** Start Exercise data **

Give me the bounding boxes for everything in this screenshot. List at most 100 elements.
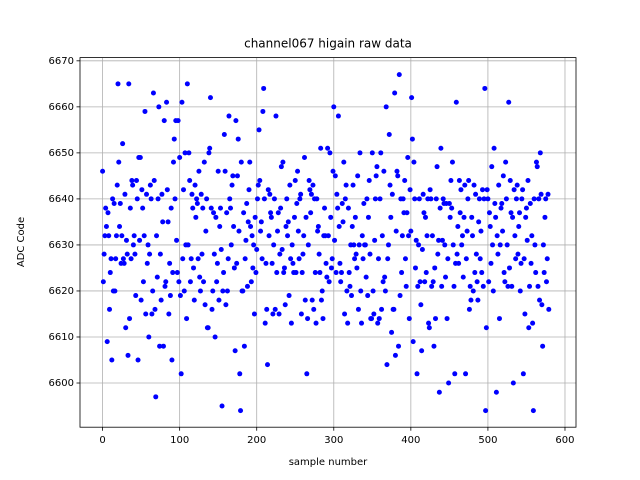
y-tick-label: 6630 xyxy=(49,240,74,251)
data-point xyxy=(290,260,296,266)
data-point xyxy=(255,182,261,188)
data-point xyxy=(267,191,273,197)
data-point xyxy=(331,104,337,110)
data-point xyxy=(284,196,290,202)
data-point xyxy=(224,288,230,294)
data-point xyxy=(303,214,309,220)
data-point xyxy=(400,196,406,202)
data-point xyxy=(174,270,180,276)
data-point xyxy=(486,279,492,285)
data-point xyxy=(190,205,196,211)
data-point xyxy=(268,210,274,216)
data-point xyxy=(541,270,547,276)
data-point xyxy=(386,131,392,137)
data-point xyxy=(153,394,159,400)
data-point xyxy=(543,279,549,285)
data-point xyxy=(130,242,136,248)
data-point xyxy=(184,316,190,322)
data-point xyxy=(279,247,285,253)
data-point xyxy=(442,242,448,248)
data-point xyxy=(509,283,515,289)
data-point xyxy=(280,159,286,165)
data-point xyxy=(316,251,322,257)
data-point xyxy=(146,334,152,340)
data-point xyxy=(132,251,138,257)
data-point xyxy=(195,256,201,262)
data-point xyxy=(230,173,236,179)
data-point xyxy=(252,214,258,220)
data-point xyxy=(204,196,210,202)
data-point xyxy=(139,187,145,193)
data-point xyxy=(449,159,455,165)
data-point xyxy=(318,145,324,151)
data-point xyxy=(218,247,224,253)
data-point xyxy=(434,164,440,170)
data-point xyxy=(176,279,182,285)
data-point xyxy=(393,228,399,234)
y-tick-label: 6660 xyxy=(49,102,74,113)
data-point xyxy=(327,150,333,156)
data-point xyxy=(481,196,487,202)
data-point xyxy=(298,191,304,197)
data-point xyxy=(268,214,274,220)
data-point xyxy=(357,150,363,156)
data-point xyxy=(539,302,545,308)
data-point xyxy=(376,316,382,322)
data-point xyxy=(225,256,231,262)
data-point xyxy=(472,270,478,276)
data-point xyxy=(360,256,366,262)
data-point xyxy=(217,224,223,230)
data-point xyxy=(361,201,367,207)
data-point xyxy=(335,113,341,119)
data-point xyxy=(403,283,409,289)
data-point xyxy=(188,256,194,262)
data-point xyxy=(285,219,291,225)
data-point xyxy=(253,270,259,276)
data-point xyxy=(322,205,328,211)
data-point xyxy=(516,224,522,230)
data-point xyxy=(502,279,508,285)
data-point xyxy=(261,85,267,91)
data-point xyxy=(108,256,114,262)
data-point xyxy=(340,219,346,225)
data-point xyxy=(266,233,272,239)
data-point xyxy=(511,187,517,193)
data-point xyxy=(489,164,495,170)
data-point xyxy=(251,242,257,248)
data-point xyxy=(483,408,489,414)
data-point xyxy=(270,311,276,317)
data-point xyxy=(166,311,172,317)
data-point xyxy=(335,205,341,211)
data-point xyxy=(201,159,207,165)
data-point xyxy=(297,196,303,202)
data-point xyxy=(531,196,537,202)
data-point xyxy=(342,311,348,317)
data-point xyxy=(308,210,314,216)
data-point xyxy=(351,242,357,248)
data-point xyxy=(342,196,348,202)
data-point xyxy=(471,182,477,188)
data-point xyxy=(109,357,115,363)
data-point xyxy=(536,196,542,202)
data-point xyxy=(122,191,128,197)
data-point xyxy=(532,242,538,248)
data-point xyxy=(167,293,173,299)
data-point xyxy=(429,283,435,289)
data-point xyxy=(493,389,499,395)
data-point xyxy=(196,168,202,174)
data-point xyxy=(302,297,308,303)
data-point xyxy=(320,316,326,322)
data-point xyxy=(126,81,132,87)
data-point xyxy=(482,85,488,91)
data-point xyxy=(545,191,551,197)
data-point xyxy=(103,205,109,211)
data-point xyxy=(157,251,163,257)
data-point xyxy=(378,150,384,156)
data-point xyxy=(312,270,318,276)
data-point xyxy=(352,214,358,220)
data-point xyxy=(162,283,168,289)
data-point xyxy=(528,260,534,266)
data-point xyxy=(338,279,344,285)
data-point xyxy=(462,182,468,188)
data-point xyxy=(307,187,313,193)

** End Exercise data **

__Task__. Copy out the lines from the one containing "y-tick-label: 6630 xyxy=(49,240,74,251)" through the one containing "y-tick-label: 6660 xyxy=(49,102,74,113)", inclusive, exactly as they appear in the records above.

__Final answer__.
y-tick-label: 6630 xyxy=(49,240,74,251)
data-point xyxy=(290,260,296,266)
data-point xyxy=(255,182,261,188)
data-point xyxy=(267,191,273,197)
data-point xyxy=(331,104,337,110)
data-point xyxy=(284,196,290,202)
data-point xyxy=(224,288,230,294)
data-point xyxy=(303,214,309,220)
data-point xyxy=(400,196,406,202)
data-point xyxy=(174,270,180,276)
data-point xyxy=(486,279,492,285)
data-point xyxy=(190,205,196,211)
data-point xyxy=(268,210,274,216)
data-point xyxy=(541,270,547,276)
data-point xyxy=(386,131,392,137)
data-point xyxy=(153,394,159,400)
data-point xyxy=(543,279,549,285)
data-point xyxy=(130,242,136,248)
data-point xyxy=(184,316,190,322)
data-point xyxy=(279,247,285,253)
data-point xyxy=(442,242,448,248)
data-point xyxy=(509,283,515,289)
data-point xyxy=(280,159,286,165)
data-point xyxy=(316,251,322,257)
data-point xyxy=(146,334,152,340)
data-point xyxy=(132,251,138,257)
data-point xyxy=(195,256,201,262)
data-point xyxy=(230,173,236,179)
data-point xyxy=(252,214,258,220)
data-point xyxy=(204,196,210,202)
data-point xyxy=(139,187,145,193)
data-point xyxy=(449,159,455,165)
data-point xyxy=(318,145,324,151)
data-point xyxy=(218,247,224,253)
data-point xyxy=(434,164,440,170)
data-point xyxy=(176,279,182,285)
data-point xyxy=(393,228,399,234)
y-tick-label: 6660 xyxy=(49,102,74,113)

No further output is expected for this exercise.